Exercise description:
Count every line that holds the string "below", then give that number alone.

Data entries:
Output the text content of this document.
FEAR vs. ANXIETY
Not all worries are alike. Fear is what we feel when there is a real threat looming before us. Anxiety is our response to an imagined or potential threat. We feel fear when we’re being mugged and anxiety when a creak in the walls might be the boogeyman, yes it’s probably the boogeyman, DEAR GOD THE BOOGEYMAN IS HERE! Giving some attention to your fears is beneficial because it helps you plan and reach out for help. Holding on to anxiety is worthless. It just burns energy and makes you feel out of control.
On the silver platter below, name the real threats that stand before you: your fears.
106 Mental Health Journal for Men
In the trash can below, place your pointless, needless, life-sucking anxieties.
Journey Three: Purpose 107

Written reply:
2